*What the task requires*.
Copy every line of the data that contains the string "tons".
<<<<
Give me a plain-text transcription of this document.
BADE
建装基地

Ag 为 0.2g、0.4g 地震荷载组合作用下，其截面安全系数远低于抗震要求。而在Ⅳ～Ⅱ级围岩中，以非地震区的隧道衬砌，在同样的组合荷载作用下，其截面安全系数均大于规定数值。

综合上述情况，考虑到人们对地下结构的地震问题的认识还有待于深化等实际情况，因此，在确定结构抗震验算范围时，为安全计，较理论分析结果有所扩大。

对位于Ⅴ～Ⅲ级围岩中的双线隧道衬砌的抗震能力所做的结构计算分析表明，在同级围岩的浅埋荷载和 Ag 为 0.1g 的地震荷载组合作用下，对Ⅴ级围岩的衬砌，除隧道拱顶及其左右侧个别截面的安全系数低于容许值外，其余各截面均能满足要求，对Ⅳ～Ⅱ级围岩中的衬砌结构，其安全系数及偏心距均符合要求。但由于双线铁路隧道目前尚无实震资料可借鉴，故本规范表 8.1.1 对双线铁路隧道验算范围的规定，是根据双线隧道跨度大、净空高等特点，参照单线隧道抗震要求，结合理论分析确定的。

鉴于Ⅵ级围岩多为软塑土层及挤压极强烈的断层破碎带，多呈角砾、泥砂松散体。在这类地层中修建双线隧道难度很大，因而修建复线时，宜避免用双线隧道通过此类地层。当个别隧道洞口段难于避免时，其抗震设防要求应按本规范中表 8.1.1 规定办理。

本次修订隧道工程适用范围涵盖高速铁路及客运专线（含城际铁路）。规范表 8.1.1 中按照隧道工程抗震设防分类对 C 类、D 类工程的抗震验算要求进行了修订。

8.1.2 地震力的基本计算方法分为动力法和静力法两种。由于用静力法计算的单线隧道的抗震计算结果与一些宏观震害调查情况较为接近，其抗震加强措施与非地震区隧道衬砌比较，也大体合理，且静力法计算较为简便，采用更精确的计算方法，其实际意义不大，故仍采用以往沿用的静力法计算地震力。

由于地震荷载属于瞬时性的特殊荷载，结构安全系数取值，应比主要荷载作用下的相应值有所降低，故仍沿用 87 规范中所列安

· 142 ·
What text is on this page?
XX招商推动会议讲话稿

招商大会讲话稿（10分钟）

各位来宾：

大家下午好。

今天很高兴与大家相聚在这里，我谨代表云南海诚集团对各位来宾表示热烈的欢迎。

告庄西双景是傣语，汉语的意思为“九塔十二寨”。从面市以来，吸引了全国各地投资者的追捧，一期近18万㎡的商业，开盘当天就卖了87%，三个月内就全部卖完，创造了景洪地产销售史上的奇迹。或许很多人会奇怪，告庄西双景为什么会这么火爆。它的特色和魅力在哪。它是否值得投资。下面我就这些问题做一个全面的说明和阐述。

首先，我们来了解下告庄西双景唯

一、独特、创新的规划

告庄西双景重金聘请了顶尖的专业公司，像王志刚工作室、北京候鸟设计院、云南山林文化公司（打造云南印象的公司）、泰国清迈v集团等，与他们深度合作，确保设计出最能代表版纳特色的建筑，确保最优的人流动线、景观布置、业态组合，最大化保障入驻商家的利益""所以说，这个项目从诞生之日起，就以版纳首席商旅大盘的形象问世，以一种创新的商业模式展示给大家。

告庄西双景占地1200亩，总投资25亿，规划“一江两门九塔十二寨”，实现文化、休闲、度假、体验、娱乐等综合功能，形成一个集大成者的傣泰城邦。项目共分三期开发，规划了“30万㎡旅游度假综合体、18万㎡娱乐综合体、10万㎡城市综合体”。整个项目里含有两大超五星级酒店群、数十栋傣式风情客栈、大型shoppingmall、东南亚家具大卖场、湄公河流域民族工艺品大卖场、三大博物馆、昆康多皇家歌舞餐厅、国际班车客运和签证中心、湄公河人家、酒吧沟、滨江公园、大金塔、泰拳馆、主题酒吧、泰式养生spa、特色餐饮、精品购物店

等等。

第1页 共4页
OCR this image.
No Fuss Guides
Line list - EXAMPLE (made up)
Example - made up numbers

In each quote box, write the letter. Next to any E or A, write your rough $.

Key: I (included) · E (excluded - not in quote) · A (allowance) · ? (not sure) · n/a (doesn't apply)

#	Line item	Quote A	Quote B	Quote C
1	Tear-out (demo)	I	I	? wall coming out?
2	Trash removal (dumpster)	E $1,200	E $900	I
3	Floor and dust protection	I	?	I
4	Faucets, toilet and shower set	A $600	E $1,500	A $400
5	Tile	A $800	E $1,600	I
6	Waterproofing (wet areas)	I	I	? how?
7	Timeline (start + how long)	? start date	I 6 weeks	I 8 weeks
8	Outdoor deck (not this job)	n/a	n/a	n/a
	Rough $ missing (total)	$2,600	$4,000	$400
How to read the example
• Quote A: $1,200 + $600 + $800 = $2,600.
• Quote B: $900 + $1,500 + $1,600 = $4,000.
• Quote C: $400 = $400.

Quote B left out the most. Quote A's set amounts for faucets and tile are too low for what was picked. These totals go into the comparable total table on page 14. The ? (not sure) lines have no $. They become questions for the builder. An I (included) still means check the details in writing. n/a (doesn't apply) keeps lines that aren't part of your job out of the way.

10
>>>>
<<<<
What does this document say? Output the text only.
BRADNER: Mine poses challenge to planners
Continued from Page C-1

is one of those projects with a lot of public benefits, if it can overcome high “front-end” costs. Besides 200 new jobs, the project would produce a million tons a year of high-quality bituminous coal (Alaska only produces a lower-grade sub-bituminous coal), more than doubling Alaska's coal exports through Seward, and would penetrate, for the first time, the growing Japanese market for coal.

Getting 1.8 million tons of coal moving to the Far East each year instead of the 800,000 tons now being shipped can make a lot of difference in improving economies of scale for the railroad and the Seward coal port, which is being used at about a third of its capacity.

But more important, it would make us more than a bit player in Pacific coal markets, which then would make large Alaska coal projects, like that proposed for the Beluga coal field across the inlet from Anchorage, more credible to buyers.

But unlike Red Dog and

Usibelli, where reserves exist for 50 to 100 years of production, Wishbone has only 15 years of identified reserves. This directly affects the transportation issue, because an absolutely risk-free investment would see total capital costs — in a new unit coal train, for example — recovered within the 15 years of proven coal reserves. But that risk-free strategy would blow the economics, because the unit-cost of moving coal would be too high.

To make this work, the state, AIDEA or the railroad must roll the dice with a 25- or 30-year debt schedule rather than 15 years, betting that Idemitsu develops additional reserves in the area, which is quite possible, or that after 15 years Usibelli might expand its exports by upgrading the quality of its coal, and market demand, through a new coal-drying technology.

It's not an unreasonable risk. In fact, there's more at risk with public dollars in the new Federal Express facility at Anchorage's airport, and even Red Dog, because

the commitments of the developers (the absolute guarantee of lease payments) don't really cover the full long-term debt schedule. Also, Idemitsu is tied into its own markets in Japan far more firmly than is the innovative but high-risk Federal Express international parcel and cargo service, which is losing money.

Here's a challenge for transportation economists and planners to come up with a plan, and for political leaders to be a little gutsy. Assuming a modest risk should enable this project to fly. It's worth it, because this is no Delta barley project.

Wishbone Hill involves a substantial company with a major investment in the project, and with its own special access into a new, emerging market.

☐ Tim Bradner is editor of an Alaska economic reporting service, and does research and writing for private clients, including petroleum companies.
>>>>
*Answer for this exercise*.
is one of those projects with a lot of public benefits, if it can overcome high “front-end” costs. Besides 200 new jobs, the project would produce a million tons a year of high-quality bituminous coal (Alaska only produces a lower-grade sub-bituminous coal), more than doubling Alaska's coal exports through Seward, and would penetrate, for the first time, the growing Japanese market for coal.
Getting 1.8 million tons of coal moving to the Far East each year instead of the 800,000 tons now being shipped can make a lot of difference in improving economies of scale for the railroad and the Seward coal port, which is being used at about a third of its capacity.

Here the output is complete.